[RECORDS SUPPLIED]
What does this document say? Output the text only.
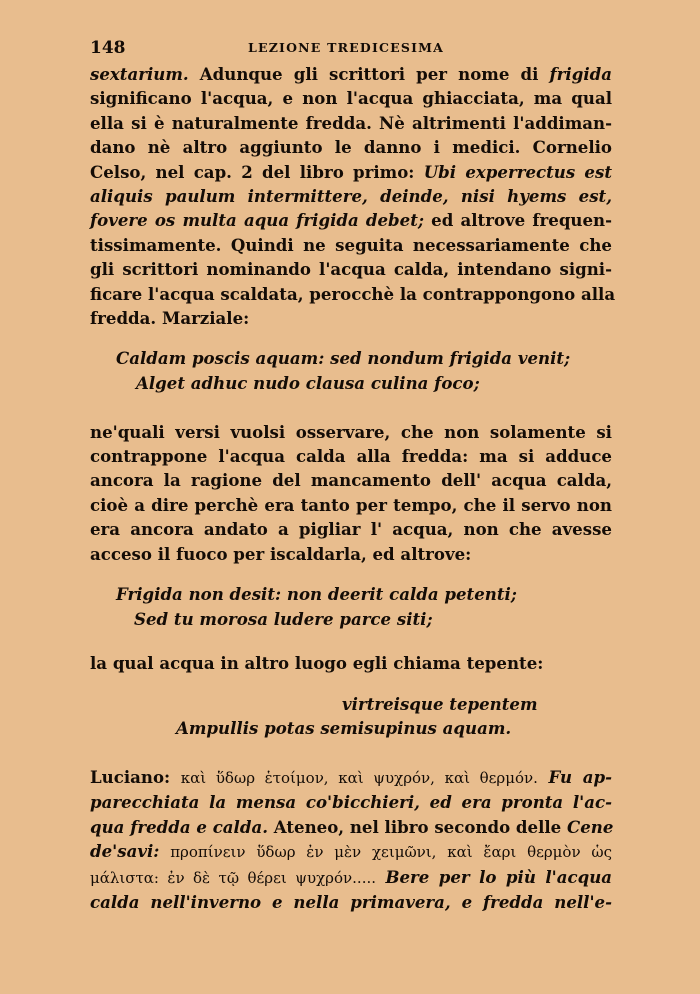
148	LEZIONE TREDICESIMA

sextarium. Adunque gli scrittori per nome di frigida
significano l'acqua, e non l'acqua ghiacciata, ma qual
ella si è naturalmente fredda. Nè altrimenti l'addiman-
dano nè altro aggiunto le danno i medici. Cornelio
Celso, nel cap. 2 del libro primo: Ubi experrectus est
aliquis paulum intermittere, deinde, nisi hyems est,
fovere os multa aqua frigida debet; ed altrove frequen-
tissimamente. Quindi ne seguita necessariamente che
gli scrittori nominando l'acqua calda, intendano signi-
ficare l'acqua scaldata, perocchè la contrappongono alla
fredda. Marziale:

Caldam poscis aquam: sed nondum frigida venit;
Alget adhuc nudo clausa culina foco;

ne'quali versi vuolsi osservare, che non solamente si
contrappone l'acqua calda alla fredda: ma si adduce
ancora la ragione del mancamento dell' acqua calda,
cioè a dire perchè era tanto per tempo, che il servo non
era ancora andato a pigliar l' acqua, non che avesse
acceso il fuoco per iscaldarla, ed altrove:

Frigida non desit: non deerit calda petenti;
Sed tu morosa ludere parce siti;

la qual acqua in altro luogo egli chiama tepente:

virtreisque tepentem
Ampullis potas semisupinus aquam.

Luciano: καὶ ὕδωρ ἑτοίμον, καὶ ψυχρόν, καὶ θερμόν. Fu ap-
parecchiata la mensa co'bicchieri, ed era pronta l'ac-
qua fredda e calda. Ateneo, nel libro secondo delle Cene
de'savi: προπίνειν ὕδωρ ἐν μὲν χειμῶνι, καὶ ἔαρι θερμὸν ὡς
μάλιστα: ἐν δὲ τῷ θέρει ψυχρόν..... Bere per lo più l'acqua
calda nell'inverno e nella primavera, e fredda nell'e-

[SHORT EXERCISE] Images in the records should not be copied. Repeat all the rest exactly.

[ANSWER]
What does this document say? Output the text only.
148	LEZIONE TREDICESIMA

sextarium. Adunque gli scrittori per nome di frigida
significano l'acqua, e non l'acqua ghiacciata, ma qual
ella si è naturalmente fredda. Nè altrimenti l'addiman-
dano nè altro aggiunto le danno i medici. Cornelio
Celso, nel cap. 2 del libro primo: Ubi experrectus est
aliquis paulum intermittere, deinde, nisi hyems est,
fovere os multa aqua frigida debet; ed altrove frequen-
tissimamente. Quindi ne seguita necessariamente che
gli scrittori nominando l'acqua calda, intendano signi-
ficare l'acqua scaldata, perocchè la contrappongono alla
fredda. Marziale:

Caldam poscis aquam: sed nondum frigida venit;
Alget adhuc nudo clausa culina foco;

ne'quali versi vuolsi osservare, che non solamente si
contrappone l'acqua calda alla fredda: ma si adduce
ancora la ragione del mancamento dell' acqua calda,
cioè a dire perchè era tanto per tempo, che il servo non
era ancora andato a pigliar l' acqua, non che avesse
acceso il fuoco per iscaldarla, ed altrove:

Frigida non desit: non deerit calda petenti;
Sed tu morosa ludere parce siti;

la qual acqua in altro luogo egli chiama tepente:

virtreisque tepentem
Ampullis potas semisupinus aquam.

Luciano: καὶ ὕδωρ ἑτοίμον, καὶ ψυχρόν, καὶ θερμόν. Fu ap-
parecchiata la mensa co'bicchieri, ed era pronta l'ac-
qua fredda e calda. Ateneo, nel libro secondo delle Cene
de'savi: προπίνειν ὕδωρ ἐν μὲν χειμῶνι, καὶ ἔαρι θερμὸν ὡς
μάλιστα: ἐν δὲ τῷ θέρει ψυχρόν..... Bere per lo più l'acqua
calda nell'inverno e nella primavera, e fredda nell'e-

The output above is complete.